• _Selected passage_

>>>>

People ex rel. Boardman v. City of Butte

Wade, C. J.

The act incorporating the city of Butte provides, article TV, section 2 (Session Laws, 1879), *206as follows: “All citizens of the United States, and those who have declared their intention to become such, of twenty-one years of age, who shall be tax-paying householders, and who shall have been actual residents of said city three months preceding said election, shall be entitled to vote for city officers and the adoption of this charter.”

The validity of this act of incorporation is called in question principally for the reason that it limits and restricts the right to vote upon the proposition to adopt or to reject the charter to the tax-paying householders who shall have been actual residents of the city for three mouths preceding the election.

1. The organic act vests all legislative power of the territory in the governor and legislative assembly. The qualifications of voters and of officers (after the first election) are such as shall be prescribed by the legislature. The legislative power of the territory extends to all rightful subjects of legislation consistent with the constitution and the organic act of the territory. The power to make laws, limited only by the boundaries of the constitution and the organic act, resides with the legislature, and there it must remain. But it is no violation of the principle that the legislature may confer upon municipal organization certain powers of legislation concerning local regulation, for such municipal governments are mere auxiliaries to the state government in the business of municipal rule.

<<<<

• _Data supplied_
>>>>

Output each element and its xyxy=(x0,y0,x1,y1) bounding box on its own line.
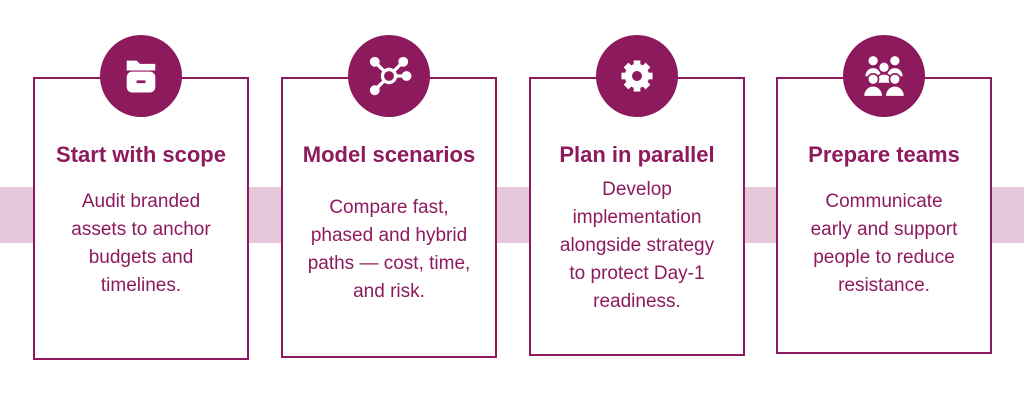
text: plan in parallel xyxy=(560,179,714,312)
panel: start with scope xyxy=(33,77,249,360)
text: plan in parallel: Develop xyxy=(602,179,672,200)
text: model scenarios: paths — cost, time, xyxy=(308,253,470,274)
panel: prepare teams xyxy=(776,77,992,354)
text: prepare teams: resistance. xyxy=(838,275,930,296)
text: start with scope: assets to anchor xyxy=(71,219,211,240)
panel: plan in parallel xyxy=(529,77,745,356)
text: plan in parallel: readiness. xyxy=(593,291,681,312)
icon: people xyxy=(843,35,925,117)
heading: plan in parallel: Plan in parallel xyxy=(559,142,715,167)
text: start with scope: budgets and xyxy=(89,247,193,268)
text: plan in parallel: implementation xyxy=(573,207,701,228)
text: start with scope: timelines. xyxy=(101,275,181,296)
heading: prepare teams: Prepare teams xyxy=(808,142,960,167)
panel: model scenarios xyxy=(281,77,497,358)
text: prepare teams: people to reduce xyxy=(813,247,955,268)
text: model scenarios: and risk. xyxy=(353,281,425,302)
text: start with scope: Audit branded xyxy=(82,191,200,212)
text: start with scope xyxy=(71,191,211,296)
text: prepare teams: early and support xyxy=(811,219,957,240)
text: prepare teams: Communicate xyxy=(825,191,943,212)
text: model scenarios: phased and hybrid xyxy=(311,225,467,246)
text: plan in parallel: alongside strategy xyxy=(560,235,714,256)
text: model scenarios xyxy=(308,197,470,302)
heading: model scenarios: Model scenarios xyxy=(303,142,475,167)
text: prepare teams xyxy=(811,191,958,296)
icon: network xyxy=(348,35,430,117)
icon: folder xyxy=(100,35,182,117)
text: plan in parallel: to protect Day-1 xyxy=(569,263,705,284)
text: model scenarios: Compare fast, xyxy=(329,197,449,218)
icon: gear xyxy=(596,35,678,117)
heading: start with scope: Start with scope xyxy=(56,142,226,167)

<<<<
>>>>

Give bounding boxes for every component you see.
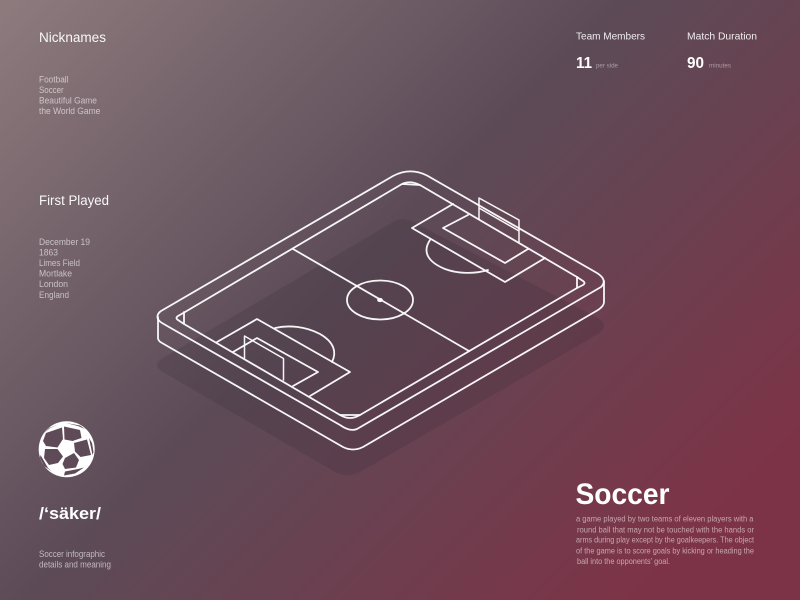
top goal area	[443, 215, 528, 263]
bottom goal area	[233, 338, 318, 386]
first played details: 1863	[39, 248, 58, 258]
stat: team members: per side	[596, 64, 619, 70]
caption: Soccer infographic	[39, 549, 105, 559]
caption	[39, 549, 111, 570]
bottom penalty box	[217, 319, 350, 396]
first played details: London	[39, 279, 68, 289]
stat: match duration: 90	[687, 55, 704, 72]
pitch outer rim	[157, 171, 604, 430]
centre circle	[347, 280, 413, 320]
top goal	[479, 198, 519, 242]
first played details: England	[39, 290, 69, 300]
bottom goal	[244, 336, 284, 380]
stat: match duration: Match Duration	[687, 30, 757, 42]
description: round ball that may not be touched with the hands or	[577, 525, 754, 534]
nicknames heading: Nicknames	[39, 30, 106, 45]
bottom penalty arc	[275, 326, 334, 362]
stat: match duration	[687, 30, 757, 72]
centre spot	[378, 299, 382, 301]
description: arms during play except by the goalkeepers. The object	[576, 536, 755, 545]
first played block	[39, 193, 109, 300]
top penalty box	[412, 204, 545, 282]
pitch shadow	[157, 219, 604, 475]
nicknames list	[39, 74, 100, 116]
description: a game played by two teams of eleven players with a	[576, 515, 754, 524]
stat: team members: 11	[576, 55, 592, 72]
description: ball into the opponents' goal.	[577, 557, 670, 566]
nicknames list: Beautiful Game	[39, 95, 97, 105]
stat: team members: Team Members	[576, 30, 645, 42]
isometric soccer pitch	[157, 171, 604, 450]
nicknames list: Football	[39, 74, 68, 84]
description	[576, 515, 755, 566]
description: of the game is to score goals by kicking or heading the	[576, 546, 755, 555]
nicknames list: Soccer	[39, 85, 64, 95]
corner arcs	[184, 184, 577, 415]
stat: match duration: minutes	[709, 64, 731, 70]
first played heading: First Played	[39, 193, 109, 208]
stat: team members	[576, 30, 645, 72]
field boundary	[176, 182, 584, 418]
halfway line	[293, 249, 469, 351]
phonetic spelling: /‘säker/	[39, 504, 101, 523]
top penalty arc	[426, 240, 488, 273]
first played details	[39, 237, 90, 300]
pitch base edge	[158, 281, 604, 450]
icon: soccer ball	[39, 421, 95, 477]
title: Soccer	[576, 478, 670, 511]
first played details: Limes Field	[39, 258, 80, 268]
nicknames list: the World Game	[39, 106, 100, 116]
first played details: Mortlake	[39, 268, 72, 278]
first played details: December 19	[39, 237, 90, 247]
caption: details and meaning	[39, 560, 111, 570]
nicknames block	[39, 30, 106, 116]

<<<<
>>>>

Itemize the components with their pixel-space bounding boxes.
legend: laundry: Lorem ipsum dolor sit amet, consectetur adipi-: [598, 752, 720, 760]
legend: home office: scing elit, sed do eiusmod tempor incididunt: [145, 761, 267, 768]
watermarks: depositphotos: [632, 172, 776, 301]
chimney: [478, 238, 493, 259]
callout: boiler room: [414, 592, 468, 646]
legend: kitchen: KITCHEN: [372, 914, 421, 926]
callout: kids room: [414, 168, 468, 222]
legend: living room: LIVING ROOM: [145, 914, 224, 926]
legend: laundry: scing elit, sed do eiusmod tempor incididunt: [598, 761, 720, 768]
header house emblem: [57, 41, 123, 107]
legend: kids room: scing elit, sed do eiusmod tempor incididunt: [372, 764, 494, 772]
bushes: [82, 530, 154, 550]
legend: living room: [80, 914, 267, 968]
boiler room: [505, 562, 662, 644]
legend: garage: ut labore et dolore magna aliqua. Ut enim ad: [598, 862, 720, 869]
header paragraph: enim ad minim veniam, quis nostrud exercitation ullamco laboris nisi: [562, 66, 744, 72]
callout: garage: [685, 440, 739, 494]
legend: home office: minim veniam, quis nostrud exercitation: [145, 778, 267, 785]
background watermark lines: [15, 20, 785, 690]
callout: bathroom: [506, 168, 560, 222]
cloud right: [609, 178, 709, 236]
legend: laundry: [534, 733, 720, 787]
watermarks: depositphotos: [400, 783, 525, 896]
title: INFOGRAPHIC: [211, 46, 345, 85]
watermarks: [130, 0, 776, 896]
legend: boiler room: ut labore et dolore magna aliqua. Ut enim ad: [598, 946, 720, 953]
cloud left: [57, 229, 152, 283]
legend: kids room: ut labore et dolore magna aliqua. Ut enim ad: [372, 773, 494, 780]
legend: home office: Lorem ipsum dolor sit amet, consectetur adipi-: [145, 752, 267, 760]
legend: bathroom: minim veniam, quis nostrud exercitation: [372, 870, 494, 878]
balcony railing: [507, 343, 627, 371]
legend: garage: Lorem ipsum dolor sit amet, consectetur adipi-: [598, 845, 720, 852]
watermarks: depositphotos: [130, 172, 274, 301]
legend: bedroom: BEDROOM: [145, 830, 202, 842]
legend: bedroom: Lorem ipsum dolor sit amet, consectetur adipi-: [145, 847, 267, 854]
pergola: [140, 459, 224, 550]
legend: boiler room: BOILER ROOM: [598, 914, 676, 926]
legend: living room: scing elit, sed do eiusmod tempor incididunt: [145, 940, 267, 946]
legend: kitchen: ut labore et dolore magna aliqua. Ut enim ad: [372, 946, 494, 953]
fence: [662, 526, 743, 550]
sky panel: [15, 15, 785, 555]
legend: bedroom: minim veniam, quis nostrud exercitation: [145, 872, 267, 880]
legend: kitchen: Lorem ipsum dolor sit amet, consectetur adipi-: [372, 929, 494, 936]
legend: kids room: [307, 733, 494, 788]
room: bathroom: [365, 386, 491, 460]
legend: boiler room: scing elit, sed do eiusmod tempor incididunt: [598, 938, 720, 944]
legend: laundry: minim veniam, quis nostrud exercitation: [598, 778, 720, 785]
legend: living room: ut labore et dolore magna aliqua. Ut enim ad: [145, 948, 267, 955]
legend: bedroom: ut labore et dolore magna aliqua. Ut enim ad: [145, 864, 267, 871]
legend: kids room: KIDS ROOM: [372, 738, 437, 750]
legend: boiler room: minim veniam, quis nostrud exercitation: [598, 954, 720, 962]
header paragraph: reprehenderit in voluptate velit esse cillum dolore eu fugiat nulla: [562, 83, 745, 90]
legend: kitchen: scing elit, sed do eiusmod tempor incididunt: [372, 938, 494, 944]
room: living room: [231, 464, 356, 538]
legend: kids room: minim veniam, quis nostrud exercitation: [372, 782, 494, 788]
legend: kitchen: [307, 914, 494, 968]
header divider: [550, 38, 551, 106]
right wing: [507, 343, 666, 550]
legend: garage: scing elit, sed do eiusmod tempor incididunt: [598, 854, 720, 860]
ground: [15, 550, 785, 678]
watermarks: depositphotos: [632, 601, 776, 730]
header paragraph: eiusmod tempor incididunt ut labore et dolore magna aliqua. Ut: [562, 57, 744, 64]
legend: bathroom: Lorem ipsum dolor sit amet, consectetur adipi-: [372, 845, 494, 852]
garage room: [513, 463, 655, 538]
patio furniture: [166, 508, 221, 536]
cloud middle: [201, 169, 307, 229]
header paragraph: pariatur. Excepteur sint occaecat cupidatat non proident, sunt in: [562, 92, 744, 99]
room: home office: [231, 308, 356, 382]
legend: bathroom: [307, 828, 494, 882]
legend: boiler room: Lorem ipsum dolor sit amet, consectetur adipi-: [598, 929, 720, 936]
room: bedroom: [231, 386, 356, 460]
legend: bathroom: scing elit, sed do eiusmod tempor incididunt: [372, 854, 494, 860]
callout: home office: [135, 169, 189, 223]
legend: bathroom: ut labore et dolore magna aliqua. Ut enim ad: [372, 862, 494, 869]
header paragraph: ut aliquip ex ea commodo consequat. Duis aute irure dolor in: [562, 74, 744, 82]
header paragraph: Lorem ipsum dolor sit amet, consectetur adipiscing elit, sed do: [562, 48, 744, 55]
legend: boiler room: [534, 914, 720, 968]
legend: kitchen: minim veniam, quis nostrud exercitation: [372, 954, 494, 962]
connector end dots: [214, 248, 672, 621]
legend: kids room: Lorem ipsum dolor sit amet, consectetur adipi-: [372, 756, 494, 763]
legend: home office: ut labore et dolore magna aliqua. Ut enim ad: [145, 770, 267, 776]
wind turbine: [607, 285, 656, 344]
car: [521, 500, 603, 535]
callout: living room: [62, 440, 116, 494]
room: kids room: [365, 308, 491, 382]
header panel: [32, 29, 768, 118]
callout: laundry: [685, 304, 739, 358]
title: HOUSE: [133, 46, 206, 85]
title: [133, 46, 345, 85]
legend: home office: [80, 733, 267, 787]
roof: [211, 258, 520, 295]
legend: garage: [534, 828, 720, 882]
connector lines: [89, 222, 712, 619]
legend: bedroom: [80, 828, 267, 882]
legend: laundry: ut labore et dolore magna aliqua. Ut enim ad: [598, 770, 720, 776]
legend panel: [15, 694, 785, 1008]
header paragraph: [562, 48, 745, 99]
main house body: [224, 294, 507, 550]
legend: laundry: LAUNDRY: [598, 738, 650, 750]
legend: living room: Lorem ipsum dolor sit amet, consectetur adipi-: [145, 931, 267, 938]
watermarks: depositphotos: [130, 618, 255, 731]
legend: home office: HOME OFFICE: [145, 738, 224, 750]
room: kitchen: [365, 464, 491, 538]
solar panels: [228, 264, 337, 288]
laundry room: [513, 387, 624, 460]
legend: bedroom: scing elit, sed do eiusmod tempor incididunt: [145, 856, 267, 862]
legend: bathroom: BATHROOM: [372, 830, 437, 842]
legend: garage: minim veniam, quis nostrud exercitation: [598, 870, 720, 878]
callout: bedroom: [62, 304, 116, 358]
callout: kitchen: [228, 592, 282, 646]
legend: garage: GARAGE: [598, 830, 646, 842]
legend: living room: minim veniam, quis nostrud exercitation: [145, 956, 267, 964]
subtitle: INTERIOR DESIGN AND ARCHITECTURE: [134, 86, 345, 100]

<<<<

• _What to work on_
a – Return the passage of the Butte charter opinion from "People ex rel." up to and including "preceding the election.", copied word for word.
b – Under the charter section quoted in the Butte charter opinion, what qualifications must a person meet to vote? List every one.

• _Expected results_
a –
People ex rel. Boardman v. City of Butte

Wade, C. J.

The act incorporating the city of Butte provides, article TV, section 2 (Session Laws, 1879), *206as follows: “All citizens of the United States, and those who have declared their intention to become such, of twenty-one years of age, who shall be tax-paying householders, and who shall have been actual residents of said city three months preceding said election, shall be entitled to vote for city officers and the adoption of this charter.”

The validity of this act of incorporation is called in question principally for the reason that it limits and restricts the right to vote upon the proposition to adopt or to reject the charter to the tax-paying householders who shall have been actual residents of the city for three mouths preceding the election.

b –
- Be a citizen of the United States, or have declared an intention to become one
- Be twenty-one years of age
- Be a tax-paying householder
- Have been an actual resident of the city for three months before the election